Aim -
Reproduce all the entries precisely.

# start of Excerpted data

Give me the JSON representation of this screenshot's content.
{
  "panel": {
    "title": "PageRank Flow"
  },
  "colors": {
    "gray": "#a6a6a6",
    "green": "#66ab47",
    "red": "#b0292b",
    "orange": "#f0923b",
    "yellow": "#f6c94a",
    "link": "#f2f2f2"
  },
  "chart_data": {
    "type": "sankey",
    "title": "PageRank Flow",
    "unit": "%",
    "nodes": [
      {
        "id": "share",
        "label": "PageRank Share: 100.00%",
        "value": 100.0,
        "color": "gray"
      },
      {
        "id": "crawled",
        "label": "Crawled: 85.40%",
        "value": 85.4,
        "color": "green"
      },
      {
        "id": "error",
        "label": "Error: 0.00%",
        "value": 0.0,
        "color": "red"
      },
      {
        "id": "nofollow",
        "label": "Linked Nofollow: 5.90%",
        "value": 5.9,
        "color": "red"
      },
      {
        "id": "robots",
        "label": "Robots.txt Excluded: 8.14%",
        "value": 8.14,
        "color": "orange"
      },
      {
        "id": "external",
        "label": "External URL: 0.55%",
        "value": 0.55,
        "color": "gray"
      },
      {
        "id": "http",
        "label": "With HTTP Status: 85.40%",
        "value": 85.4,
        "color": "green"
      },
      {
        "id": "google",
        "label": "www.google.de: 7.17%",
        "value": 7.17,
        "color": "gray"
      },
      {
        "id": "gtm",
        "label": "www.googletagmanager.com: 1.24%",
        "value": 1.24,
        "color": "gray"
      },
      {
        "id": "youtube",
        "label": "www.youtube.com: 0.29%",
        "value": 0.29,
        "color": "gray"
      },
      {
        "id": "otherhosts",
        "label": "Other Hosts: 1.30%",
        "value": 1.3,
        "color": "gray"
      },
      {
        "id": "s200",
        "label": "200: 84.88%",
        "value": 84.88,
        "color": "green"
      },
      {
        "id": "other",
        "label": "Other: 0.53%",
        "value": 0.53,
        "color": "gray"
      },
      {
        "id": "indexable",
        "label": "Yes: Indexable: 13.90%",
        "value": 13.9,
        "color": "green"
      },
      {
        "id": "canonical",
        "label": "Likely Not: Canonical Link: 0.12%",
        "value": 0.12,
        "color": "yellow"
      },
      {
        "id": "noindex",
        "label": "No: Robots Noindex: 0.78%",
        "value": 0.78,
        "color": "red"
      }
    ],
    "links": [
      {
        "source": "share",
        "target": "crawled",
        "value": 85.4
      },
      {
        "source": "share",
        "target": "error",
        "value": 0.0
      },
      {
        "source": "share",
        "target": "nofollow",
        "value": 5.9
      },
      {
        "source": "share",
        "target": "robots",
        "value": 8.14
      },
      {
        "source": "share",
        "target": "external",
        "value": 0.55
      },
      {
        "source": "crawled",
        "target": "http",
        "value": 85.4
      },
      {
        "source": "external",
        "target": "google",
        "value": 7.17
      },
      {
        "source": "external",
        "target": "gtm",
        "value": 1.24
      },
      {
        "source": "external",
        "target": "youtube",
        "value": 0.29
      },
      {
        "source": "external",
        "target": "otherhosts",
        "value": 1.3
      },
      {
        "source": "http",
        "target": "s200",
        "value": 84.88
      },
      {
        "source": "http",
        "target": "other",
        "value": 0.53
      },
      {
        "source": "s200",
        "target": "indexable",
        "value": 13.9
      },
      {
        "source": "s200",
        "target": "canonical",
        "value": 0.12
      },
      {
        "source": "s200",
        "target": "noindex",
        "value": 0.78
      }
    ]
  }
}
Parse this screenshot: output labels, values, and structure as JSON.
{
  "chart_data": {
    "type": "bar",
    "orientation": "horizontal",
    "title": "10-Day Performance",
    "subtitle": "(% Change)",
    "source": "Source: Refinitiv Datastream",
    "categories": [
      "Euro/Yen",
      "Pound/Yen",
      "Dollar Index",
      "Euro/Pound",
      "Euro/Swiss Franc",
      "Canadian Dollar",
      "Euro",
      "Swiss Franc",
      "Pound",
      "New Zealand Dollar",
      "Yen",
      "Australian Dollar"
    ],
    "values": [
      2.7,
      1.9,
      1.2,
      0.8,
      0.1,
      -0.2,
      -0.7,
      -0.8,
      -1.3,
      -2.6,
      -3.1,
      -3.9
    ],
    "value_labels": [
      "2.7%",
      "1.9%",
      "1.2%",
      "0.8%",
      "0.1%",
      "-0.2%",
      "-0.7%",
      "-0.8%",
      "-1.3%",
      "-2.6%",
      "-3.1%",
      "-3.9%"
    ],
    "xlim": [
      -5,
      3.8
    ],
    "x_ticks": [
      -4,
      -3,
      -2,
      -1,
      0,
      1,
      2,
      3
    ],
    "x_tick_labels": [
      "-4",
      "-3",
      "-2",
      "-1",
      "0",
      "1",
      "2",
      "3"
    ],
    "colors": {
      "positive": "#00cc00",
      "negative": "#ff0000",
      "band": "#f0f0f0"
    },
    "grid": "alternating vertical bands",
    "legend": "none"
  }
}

# end of Excerpted data

Exercise solution -
Give me the JSON representation of this screenshot's content.
{
  "panel": {
    "title": "PageRank Flow"
  },
  "colors": {
    "gray": "#a6a6a6",
    "green": "#66ab47",
    "red": "#b0292b",
    "orange": "#f0923b",
    "yellow": "#f6c94a",
    "link": "#f2f2f2"
  },
  "chart_data": {
    "type": "sankey",
    "title": "PageRank Flow",
    "unit": "%",
    "nodes": [
      {
        "id": "share",
        "label": "PageRank Share: 100.00%",
        "value": 100.0,
        "color": "gray"
      },
      {
        "id": "crawled",
        "label": "Crawled: 85.40%",
        "value": 85.4,
        "color": "green"
      },
      {
        "id": "error",
        "label": "Error: 0.00%",
        "value": 0.0,
        "color": "red"
      },
      {
        "id": "nofollow",
        "label": "Linked Nofollow: 5.90%",
        "value": 5.9,
        "color": "red"
      },
      {
        "id": "robots",
        "label": "Robots.txt Excluded: 8.14%",
        "value": 8.14,
        "color": "orange"
      },
      {
        "id": "external",
        "label": "External URL: 0.55%",
        "value": 0.55,
        "color": "gray"
      },
      {
        "id": "http",
        "label": "With HTTP Status: 85.40%",
        "value": 85.4,
        "color": "green"
      },
      {
        "id": "google",
        "label": "www.google.de: 7.17%",
        "value": 7.17,
        "color": "gray"
      },
      {
        "id": "gtm",
        "label": "www.googletagmanager.com: 1.24%",
        "value": 1.24,
        "color": "gray"
      },
      {
        "id": "youtube",
        "label": "www.youtube.com: 0.29%",
        "value": 0.29,
        "color": "gray"
      },
      {
        "id": "otherhosts",
        "label": "Other Hosts: 1.30%",
        "value": 1.3,
        "color": "gray"
      },
      {
        "id": "s200",
        "label": "200: 84.88%",
        "value": 84.88,
        "color": "green"
      },
      {
        "id": "other",
        "label": "Other: 0.53%",
        "value": 0.53,
        "color": "gray"
      },
      {
        "id": "indexable",
        "label": "Yes: Indexable: 13.90%",
        "value": 13.9,
        "color": "green"
      },
      {
        "id": "canonical",
        "label": "Likely Not: Canonical Link: 0.12%",
        "value": 0.12,
        "color": "yellow"
      },
      {
        "id": "noindex",
        "label": "No: Robots Noindex: 0.78%",
        "value": 0.78,
        "color": "red"
      }
    ],
    "links": [
      {
        "source": "share",
        "target": "crawled",
        "value": 85.4
      },
      {
        "source": "share",
        "target": "error",
        "value": 0.0
      },
      {
        "source": "share",
        "target": "nofollow",
        "value": 5.9
      },
      {
        "source": "share",
        "target": "robots",
        "value": 8.14
      },
      {
        "source": "share",
        "target": "external",
        "value": 0.55
      },
      {
        "source": "crawled",
        "target": "http",
        "value": 85.4
      },
      {
        "source": "external",
        "target": "google",
        "value": 7.17
      },
      {
        "source": "external",
        "target": "gtm",
        "value": 1.24
      },
      {
        "source": "external",
        "target": "youtube",
        "value": 0.29
      },
      {
        "source": "external",
        "target": "otherhosts",
        "value": 1.3
      },
      {
        "source": "http",
        "target": "s200",
        "value": 84.88
      },
      {
        "source": "http",
        "target": "other",
        "value": 0.53
      },
      {
        "source": "s200",
        "target": "indexable",
        "value": 13.9
      },
      {
        "source": "s200",
        "target": "canonical",
        "value": 0.12
      },
      {
        "source": "s200",
        "target": "noindex",
        "value": 0.78
      }
    ]
  }
}
Parse this screenshot: output labels, values, and structure as JSON.
{
  "chart_data": {
    "type": "bar",
    "orientation": "horizontal",
    "title": "10-Day Performance",
    "subtitle": "(% Change)",
    "source": "Source: Refinitiv Datastream",
    "categories": [
      "Euro/Yen",
      "Pound/Yen",
      "Dollar Index",
      "Euro/Pound",
      "Euro/Swiss Franc",
      "Canadian Dollar",
      "Euro",
      "Swiss Franc",
      "Pound",
      "New Zealand Dollar",
      "Yen",
      "Australian Dollar"
    ],
    "values": [
      2.7,
      1.9,
      1.2,
      0.8,
      0.1,
      -0.2,
      -0.7,
      -0.8,
      -1.3,
      -2.6,
      -3.1,
      -3.9
    ],
    "value_labels": [
      "2.7%",
      "1.9%",
      "1.2%",
      "0.8%",
      "0.1%",
      "-0.2%",
      "-0.7%",
      "-0.8%",
      "-1.3%",
      "-2.6%",
      "-3.1%",
      "-3.9%"
    ],
    "xlim": [
      -5,
      3.8
    ],
    "x_ticks": [
      -4,
      -3,
      -2,
      -1,
      0,
      1,
      2,
      3
    ],
    "x_tick_labels": [
      "-4",
      "-3",
      "-2",
      "-1",
      "0",
      "1",
      "2",
      "3"
    ],
    "colors": {
      "positive": "#00cc00",
      "negative": "#ff0000",
      "band": "#f0f0f0"
    },
    "grid": "alternating vertical bands",
    "legend": "none"
  }
}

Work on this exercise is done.